- INSTRUCTIONS
(a) Answer these questions from the text on pilot testing the questionnaire, one answer per line:
(i) What was the total response rate during pilot testing?
(ii) What range of non-response rates did the items about nursing staff and other health professionals show?
(iii) What non-response rate was recorded for the item about the doctor giving adequate information when referring the patient to another health professional?
(b) Summarize the text on pilot testing the questionnaire in two sentences.
(c) Write the next part of the text on pilot testing the questionnaire, starting after its final sentence.

- GIVEN TEXT
Step 3: quantitative study: pilot testing, establishment of structural validity and estimation of internal consistency

Pilot testing

During the pilot testing of the questionnaires, field researchers systematically observed and recorded the various aspects of the collection process and problems encountered, as well as the participants’ responses to the open-ended questions previously designed, keeping in mind the survey’s aim and the goal to pilot test the tools and report back to the local experts team. In general, response rates were relatively high; in almost all facilities, rates were more than 70% (total response rate = 87.3%, 733/839) (the denominator refers to the number of patients asked by the field researchers to complete the survey). Issues regarding organizational aspects and the content of the questionnaires were identified by the field researchers as issues to be further considered and faced upon by the PHC facilities.

Assessment of item non-response rates, attributed importance to each item and improvement potential

The non-response rates missing values for the items focusing on nursing staff and other health professionals ranged from 51.9 to 53.3%, while all other items presented low non-responsiveness (ranging from 0.7 to 3.5%). The high percentages of missing values concerning these items can be explained by the role of this staff which is not as well-defined and distinct to the patients as it should be, in the current operating healthcare system, as in many cases, the patients do not meet nurses and/or other health professionals at all. In view of the PHC reform which is due to modify and upgrade their role, placing nurses and other health professionals on a central and distinguished role in the primary health care sector, these items will be relevant to recording patients’ experiences and, therefore, it was decided that these items should be included in the factor analyses that follow. Additionally, low response rates (i.e. high non-response rates) were noted for the items “How was the appointment scheduled?” (26.0%), “How many days did you wait between the appointment and this visit?” (28.0%) and “In case the doctor referred you to another health professional, he/she provided you with adequate information/guidance” (90.0%). Currently, these questionnaire items may indicate no coherent meaning for the participants as the system is fragmented and in fact there is no co-ordination (or a minimum level of co-ordination) and no continuity of services between the various levels of care or sub-systems of the health care system. However, in view of the Primary Health Care System reform foreseen to be implemented by the Ministry of Health, these inefficiencies and gaps are supposed to be confronted. Therefore, it was recommended that these questions should be nevertheless included in the final version of the questionnaire, as there were no matters of non coherence or misunderstandings in the understandability test and the pilot phase of the validation of the questionnaire.

- STUDY MATERIAL
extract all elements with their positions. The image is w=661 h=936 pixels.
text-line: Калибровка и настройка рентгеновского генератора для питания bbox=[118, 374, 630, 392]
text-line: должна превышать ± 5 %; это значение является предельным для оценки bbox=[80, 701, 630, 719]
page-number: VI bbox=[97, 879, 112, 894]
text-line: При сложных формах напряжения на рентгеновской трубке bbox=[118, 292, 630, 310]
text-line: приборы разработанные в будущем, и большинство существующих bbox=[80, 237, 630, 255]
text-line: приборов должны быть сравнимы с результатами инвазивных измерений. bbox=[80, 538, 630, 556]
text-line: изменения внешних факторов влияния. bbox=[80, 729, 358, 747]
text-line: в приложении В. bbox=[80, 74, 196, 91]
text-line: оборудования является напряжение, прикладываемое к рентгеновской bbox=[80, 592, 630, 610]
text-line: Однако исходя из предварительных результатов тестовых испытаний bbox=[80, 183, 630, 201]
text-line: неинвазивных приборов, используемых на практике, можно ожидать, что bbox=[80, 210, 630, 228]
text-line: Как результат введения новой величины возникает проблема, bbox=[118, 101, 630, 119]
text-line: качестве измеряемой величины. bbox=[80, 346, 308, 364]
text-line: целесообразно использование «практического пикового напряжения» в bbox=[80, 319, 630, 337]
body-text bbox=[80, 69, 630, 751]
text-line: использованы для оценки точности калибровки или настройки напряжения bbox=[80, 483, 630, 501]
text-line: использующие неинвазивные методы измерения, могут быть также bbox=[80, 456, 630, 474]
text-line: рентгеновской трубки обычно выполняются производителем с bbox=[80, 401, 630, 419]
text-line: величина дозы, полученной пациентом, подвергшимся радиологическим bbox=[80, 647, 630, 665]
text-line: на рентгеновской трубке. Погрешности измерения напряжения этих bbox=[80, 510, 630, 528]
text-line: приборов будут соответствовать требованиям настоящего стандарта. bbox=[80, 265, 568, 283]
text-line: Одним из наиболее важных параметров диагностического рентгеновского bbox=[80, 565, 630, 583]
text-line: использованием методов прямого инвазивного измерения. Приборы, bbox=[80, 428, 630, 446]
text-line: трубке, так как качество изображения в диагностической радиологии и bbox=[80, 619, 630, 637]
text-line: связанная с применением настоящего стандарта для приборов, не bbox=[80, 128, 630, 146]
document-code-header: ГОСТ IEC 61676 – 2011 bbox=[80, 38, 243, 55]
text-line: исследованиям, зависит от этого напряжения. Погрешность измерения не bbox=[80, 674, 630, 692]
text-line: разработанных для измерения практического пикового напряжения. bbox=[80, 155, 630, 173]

- RESULTS IN ORDER
(a)
(i) 87.3% (733/839)
(ii) 51.9 to 53.3%
(iii) 90.0%

(b) Pilot testing showed relatively high response rates, 87.3% in total, but the items on nursing staff and other health professionals and certain items on appointments and referrals had high non-response rates. Since the planned Primary Health Care reform is expected to address the role of these staff and the lack of coordination between levels of care, these items were kept for the factor analyses and the final version of the questionnaire.

(c)
Also, patients were asked to indicate the importance of a statement (this patient values’ questionnaire contained the same questions as the patient experience questionnaire). The approach selected to include the importance items in the survey was to rephrase each experience item into an importance item with the answering categories “Not at all important”, “Slightly important”, “Moderately important”, “Fairly important” and “Very important” on a 5-point Likert scale. A higher score indicated a higher attributed level of importance of a certain care characteristic, according to patients’/users’ perceptions. Based on the users’ responses, the mean importance score for these items ranged from 4.0 to 4.5, indicating high levels of attributed importance to all items.

Finally, the improvement potential was expressed in improvement scores, which were calculated by multiplying the percentage of negative patient experiences for each experience item with the mean importance score attached to that item, with a higher improvement score indicating a higher need / a priority area for improvement.

Establishment of structural validity and estimation of the internal consistency

The exploratory factor analysis for the 22 items of the “Patients’ Experiences with the care provided by Physicians and other healthcare professionals at Hospital Outpatient Departments” questionnaire (with answers in a five-point Likert scale) is shown in Table 1. Adequacy of the model was assessed with the Bartlett’s test of sphericity and Kaiser-Meyer-Olkin measure. In that case, p-value for Bartlett’s test of sphericity was < 0.001 and Kaiser-Meyer-Olkin measure was 0.757 indicating that factor analysis could be conducted. Six factors were extracted and explained 70% of the variability. Cronbach’s alpha for the whole questionnaire was 0.84 indicating very good reliability of the questionnaire items (Cronbach’s alpha coefficient for the four factors was > 0.7 indicating acceptable reliability and only for the last two factors was < 0.70 indicating unacceptable reliability).

Table 1.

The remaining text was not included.